** START **

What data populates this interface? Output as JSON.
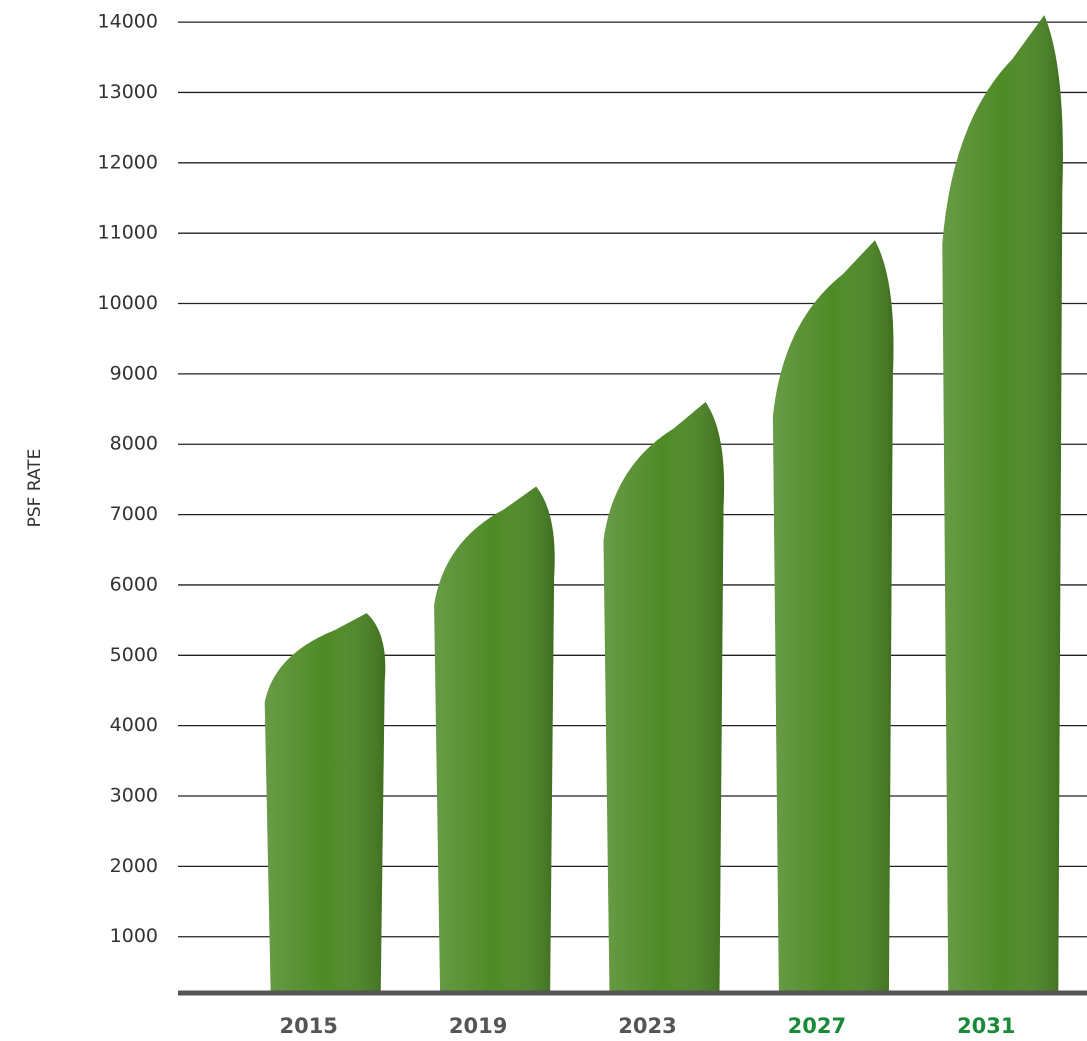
{
  "chart_data": {
    "type": "bar",
    "y_label": "PSF RATE",
    "categories": [
      "2015",
      "2019",
      "2023",
      "2027",
      "2031"
    ],
    "values": [
      5600,
      7400,
      8600,
      10900,
      14100
    ],
    "color": "#4e8a26",
    "category_colors": [
      "#555555",
      "#555555",
      "#555555",
      "#1a8a3a",
      "#1a8a3a"
    ],
    "ylim": [
      200,
      14300
    ],
    "yticks": [
      1000,
      2000,
      3000,
      4000,
      5000,
      6000,
      7000,
      8000,
      9000,
      10000,
      11000,
      12000,
      13000,
      14000
    ],
    "grid": true
  }
}
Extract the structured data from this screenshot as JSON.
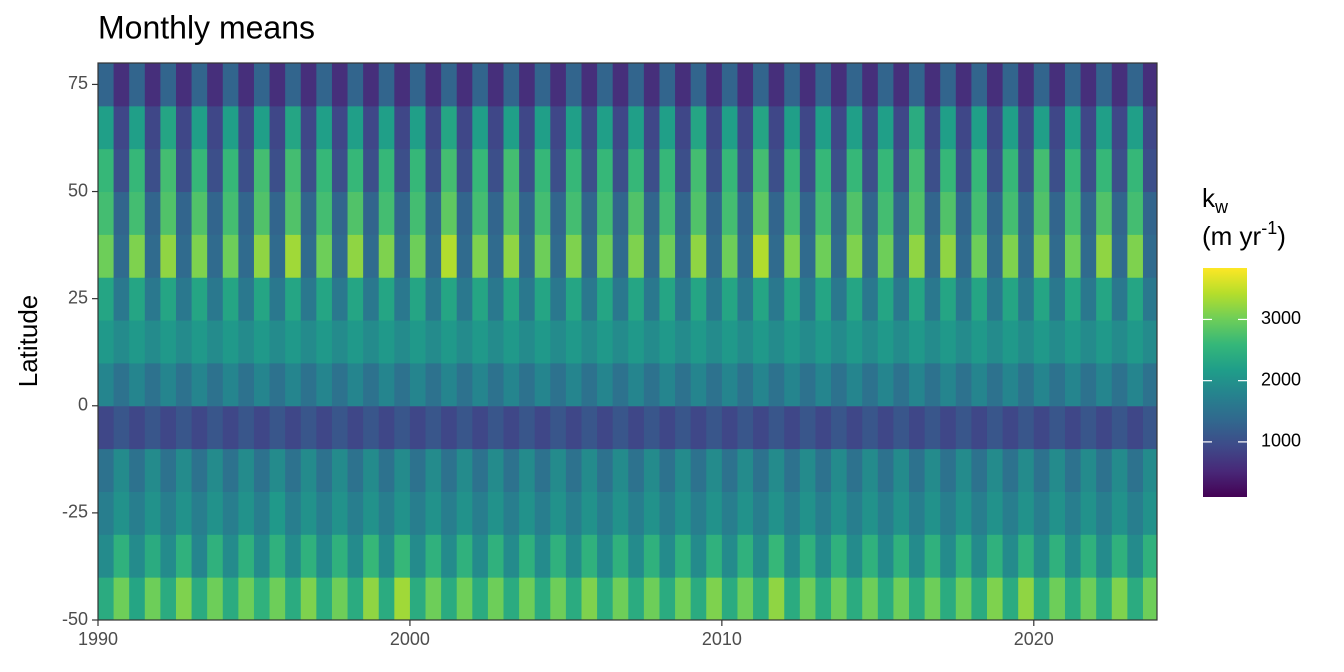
{
  "chart_data": {
    "type": "heatmap",
    "title": "Monthly means",
    "ylabel": "Latitude",
    "legend_title": {
      "base": "k",
      "sub": "w",
      "line2": "(m yr",
      "sup": "-1",
      "close": ")"
    },
    "colormap": "viridis",
    "colorlim": [
      100,
      3840
    ],
    "colorticks": [
      1000,
      2000,
      3000
    ],
    "xlim": [
      1990,
      2023.95
    ],
    "xticks": [
      1990,
      2000,
      2010,
      2020
    ],
    "ylim": [
      -50,
      80
    ],
    "yticks": [
      -50,
      -25,
      0,
      25,
      50,
      75
    ],
    "y": [
      -45,
      -35,
      -25,
      -15,
      -5,
      5,
      15,
      25,
      35,
      45,
      55,
      65,
      75
    ],
    "x": [
      1990,
      1990.5,
      1991,
      1991.5,
      1992,
      1992.5,
      1993,
      1993.5,
      1994,
      1994.5,
      1995,
      1995.5,
      1996,
      1996.5,
      1997,
      1997.5,
      1998,
      1998.5,
      1999,
      1999.5,
      2000,
      2000.5,
      2001,
      2001.5,
      2002,
      2002.5,
      2003,
      2003.5,
      2004,
      2004.5,
      2005,
      2005.5,
      2006,
      2006.5,
      2007,
      2007.5,
      2008,
      2008.5,
      2009,
      2009.5,
      2010,
      2010.5,
      2011,
      2011.5,
      2012,
      2012.5,
      2013,
      2013.5,
      2014,
      2014.5,
      2015,
      2015.5,
      2016,
      2016.5,
      2017,
      2017.5,
      2018,
      2018.5,
      2019,
      2019.5,
      2020,
      2020.5,
      2021,
      2021.5,
      2022,
      2022.5,
      2023,
      2023.5
    ],
    "z": [
      [
        2400,
        1900,
        1700,
        1500,
        900,
        1800,
        2100,
        2300,
        3000,
        2700,
        2600,
        2200,
        1300
      ],
      [
        3000,
        2500,
        2000,
        1900,
        1100,
        1500,
        1900,
        1600,
        1400,
        1300,
        1000,
        900,
        600
      ],
      [
        2300,
        1900,
        1700,
        1500,
        900,
        1800,
        2100,
        2300,
        3100,
        2700,
        2600,
        2200,
        1300
      ],
      [
        3000,
        2400,
        2000,
        1900,
        1100,
        1500,
        1900,
        1600,
        1400,
        1300,
        1000,
        900,
        600
      ],
      [
        2400,
        1900,
        1700,
        1500,
        900,
        1800,
        2100,
        2300,
        3200,
        2800,
        2700,
        2300,
        1300
      ],
      [
        3100,
        2500,
        2000,
        1900,
        1100,
        1500,
        1900,
        1600,
        1400,
        1300,
        1000,
        900,
        600
      ],
      [
        2400,
        1800,
        1700,
        1500,
        900,
        1800,
        2100,
        2300,
        3100,
        2800,
        2600,
        2200,
        1300
      ],
      [
        3000,
        2500,
        2000,
        1900,
        1100,
        1500,
        1900,
        1600,
        1400,
        1300,
        1000,
        900,
        600
      ],
      [
        2400,
        1900,
        1700,
        1500,
        900,
        1800,
        2100,
        2300,
        3000,
        2700,
        2600,
        2200,
        1300
      ],
      [
        3000,
        2500,
        2000,
        1900,
        1100,
        1500,
        1900,
        1600,
        1400,
        1300,
        1000,
        900,
        600
      ],
      [
        2500,
        1900,
        1700,
        1500,
        900,
        1800,
        2100,
        2300,
        3200,
        2800,
        2700,
        2200,
        1300
      ],
      [
        3000,
        2500,
        2100,
        1900,
        1100,
        1500,
        1900,
        1600,
        1400,
        1300,
        1000,
        900,
        600
      ],
      [
        2400,
        1900,
        1700,
        1500,
        900,
        1800,
        2100,
        2300,
        3300,
        2800,
        2700,
        2300,
        1300
      ],
      [
        3100,
        2500,
        2000,
        1900,
        1100,
        1500,
        1900,
        1600,
        1400,
        1300,
        1000,
        900,
        600
      ],
      [
        2400,
        1900,
        1700,
        1500,
        900,
        1800,
        2100,
        2300,
        3000,
        2700,
        2600,
        2200,
        1300
      ],
      [
        3000,
        2500,
        2000,
        1900,
        1100,
        1500,
        1900,
        1600,
        1400,
        1300,
        1000,
        900,
        600
      ],
      [
        2400,
        1900,
        1700,
        1500,
        900,
        1800,
        2100,
        2300,
        3200,
        2800,
        2600,
        2200,
        1300
      ],
      [
        3200,
        2600,
        2000,
        1900,
        1100,
        1500,
        1900,
        1600,
        1400,
        1300,
        1000,
        900,
        600
      ],
      [
        2400,
        1900,
        1700,
        1500,
        900,
        1800,
        2100,
        2300,
        3100,
        2700,
        2600,
        2200,
        1300
      ],
      [
        3300,
        2600,
        2000,
        1900,
        1100,
        1500,
        1900,
        1600,
        1400,
        1300,
        1000,
        900,
        600
      ],
      [
        2400,
        1900,
        1700,
        1500,
        900,
        1800,
        2100,
        2300,
        3000,
        2700,
        2600,
        2200,
        1300
      ],
      [
        3000,
        2500,
        2000,
        1900,
        1100,
        1500,
        1900,
        1600,
        1400,
        1300,
        1000,
        900,
        600
      ],
      [
        2400,
        1900,
        1700,
        1500,
        900,
        1800,
        2100,
        2300,
        3400,
        2900,
        2700,
        2300,
        1300
      ],
      [
        3000,
        2500,
        2000,
        1900,
        1100,
        1500,
        1900,
        1600,
        1400,
        1300,
        1000,
        900,
        600
      ],
      [
        2400,
        1900,
        1700,
        1500,
        900,
        1800,
        2100,
        2300,
        3100,
        2700,
        2600,
        2200,
        1300
      ],
      [
        3000,
        2500,
        2000,
        1900,
        1100,
        1500,
        1900,
        1600,
        1400,
        1300,
        1000,
        900,
        600
      ],
      [
        2400,
        1900,
        1700,
        1500,
        900,
        1800,
        2100,
        2300,
        3200,
        2800,
        2700,
        2200,
        1300
      ],
      [
        3000,
        2500,
        2000,
        1900,
        1100,
        1500,
        1900,
        1600,
        1400,
        1300,
        1000,
        900,
        600
      ],
      [
        2400,
        1900,
        1700,
        1500,
        900,
        1800,
        2100,
        2300,
        3000,
        2700,
        2600,
        2200,
        1300
      ],
      [
        3000,
        2500,
        2000,
        1900,
        1100,
        1500,
        1900,
        1600,
        1400,
        1300,
        1000,
        900,
        600
      ],
      [
        2400,
        1900,
        1700,
        1500,
        900,
        1800,
        2100,
        2300,
        3100,
        2700,
        2600,
        2200,
        1300
      ],
      [
        3100,
        2500,
        2000,
        1900,
        1100,
        1500,
        1900,
        1600,
        1400,
        1300,
        1000,
        900,
        600
      ],
      [
        2400,
        1900,
        1700,
        1500,
        900,
        1800,
        2100,
        2300,
        3000,
        2700,
        2600,
        2200,
        1300
      ],
      [
        3000,
        2500,
        2000,
        1900,
        1100,
        1500,
        1900,
        1600,
        1400,
        1300,
        1000,
        900,
        600
      ],
      [
        2400,
        1900,
        1700,
        1500,
        900,
        1800,
        2100,
        2300,
        3100,
        2800,
        2600,
        2200,
        1300
      ],
      [
        3000,
        2500,
        2000,
        1900,
        1100,
        1500,
        1900,
        1600,
        1400,
        1300,
        1000,
        900,
        600
      ],
      [
        2400,
        1900,
        1700,
        1500,
        900,
        1800,
        2100,
        2300,
        3000,
        2700,
        2600,
        2200,
        1300
      ],
      [
        3000,
        2500,
        2000,
        1900,
        1100,
        1500,
        1900,
        1600,
        1400,
        1300,
        1000,
        900,
        600
      ],
      [
        2400,
        1900,
        1700,
        1500,
        900,
        1800,
        2100,
        2300,
        3200,
        2800,
        2700,
        2300,
        1300
      ],
      [
        3100,
        2500,
        2000,
        1900,
        1100,
        1500,
        1900,
        1600,
        1400,
        1300,
        1000,
        900,
        600
      ],
      [
        2400,
        1900,
        1700,
        1500,
        900,
        1800,
        2100,
        2300,
        3000,
        2700,
        2600,
        2200,
        1300
      ],
      [
        3000,
        2500,
        2000,
        1900,
        1100,
        1500,
        1900,
        1600,
        1400,
        1300,
        1000,
        900,
        600
      ],
      [
        2400,
        1900,
        1700,
        1500,
        900,
        1800,
        2100,
        2300,
        3400,
        2900,
        2700,
        2300,
        1300
      ],
      [
        3200,
        2600,
        2000,
        1900,
        1100,
        1500,
        1900,
        1600,
        1400,
        1300,
        1000,
        900,
        600
      ],
      [
        2400,
        1900,
        1700,
        1500,
        900,
        1800,
        2100,
        2300,
        3100,
        2700,
        2600,
        2200,
        1300
      ],
      [
        3000,
        2500,
        2000,
        1900,
        1100,
        1500,
        1900,
        1600,
        1400,
        1300,
        1000,
        900,
        600
      ],
      [
        2400,
        1900,
        1700,
        1500,
        900,
        1800,
        2100,
        2300,
        3000,
        2700,
        2600,
        2200,
        1300
      ],
      [
        3000,
        2500,
        2000,
        1900,
        1100,
        1500,
        1900,
        1600,
        1400,
        1300,
        1000,
        900,
        600
      ],
      [
        2400,
        1900,
        1700,
        1500,
        900,
        1800,
        2100,
        2300,
        3100,
        2800,
        2600,
        2200,
        1300
      ],
      [
        3000,
        2500,
        2000,
        1900,
        1100,
        1500,
        1900,
        1600,
        1400,
        1300,
        1000,
        900,
        600
      ],
      [
        2400,
        1900,
        1700,
        1500,
        900,
        1800,
        2100,
        2300,
        3000,
        2700,
        2600,
        2200,
        1300
      ],
      [
        3000,
        2500,
        2000,
        1900,
        1100,
        1500,
        1900,
        1600,
        1400,
        1300,
        1000,
        900,
        600
      ],
      [
        2400,
        1900,
        1700,
        1500,
        900,
        1800,
        2100,
        2300,
        3200,
        2800,
        2700,
        2400,
        1300
      ],
      [
        3000,
        2500,
        2000,
        1900,
        1100,
        1500,
        1900,
        1600,
        1400,
        1300,
        1000,
        900,
        600
      ],
      [
        2400,
        1900,
        1700,
        1500,
        900,
        1800,
        2100,
        2300,
        3200,
        2800,
        2600,
        2200,
        1300
      ],
      [
        3000,
        2500,
        2000,
        1900,
        1100,
        1500,
        1900,
        1600,
        1400,
        1300,
        1000,
        900,
        600
      ],
      [
        2400,
        1900,
        1700,
        1500,
        900,
        1800,
        2100,
        2300,
        3000,
        2700,
        2600,
        2200,
        1300
      ],
      [
        3100,
        2500,
        2000,
        1900,
        1100,
        1500,
        1900,
        1600,
        1400,
        1300,
        1000,
        900,
        600
      ],
      [
        2400,
        1900,
        1700,
        1500,
        900,
        1800,
        2100,
        2300,
        3100,
        2700,
        2600,
        2200,
        1300
      ],
      [
        3200,
        2500,
        2000,
        1900,
        1100,
        1500,
        1900,
        1600,
        1400,
        1300,
        1000,
        900,
        600
      ],
      [
        2400,
        1900,
        1700,
        1500,
        900,
        1800,
        2100,
        2300,
        3100,
        2800,
        2700,
        2200,
        1300
      ],
      [
        3000,
        2500,
        2000,
        1900,
        1100,
        1500,
        1900,
        1600,
        1400,
        1300,
        1000,
        900,
        600
      ],
      [
        2400,
        1900,
        1700,
        1500,
        900,
        1800,
        2100,
        2300,
        3000,
        2700,
        2600,
        2200,
        1300
      ],
      [
        3000,
        2500,
        2000,
        1900,
        1100,
        1500,
        1900,
        1600,
        1400,
        1300,
        1000,
        900,
        600
      ],
      [
        2400,
        1900,
        1700,
        1500,
        900,
        1800,
        2100,
        2300,
        3200,
        2800,
        2600,
        2200,
        1300
      ],
      [
        3100,
        2500,
        2000,
        1900,
        1100,
        1500,
        1900,
        1600,
        1400,
        1300,
        1000,
        900,
        600
      ],
      [
        2400,
        1900,
        1700,
        1500,
        900,
        1800,
        2100,
        2300,
        3100,
        2700,
        2600,
        2200,
        1300
      ],
      [
        3000,
        2500,
        2000,
        1900,
        1100,
        1500,
        1900,
        1600,
        1400,
        1300,
        1000,
        900,
        600
      ]
    ]
  }
}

** END **

Your objective:
From the listing above, return each line with the word "JSON".

Reply:
What data populates this interface? Output as JSON.
Extract the structured data from this screenshot as JSON.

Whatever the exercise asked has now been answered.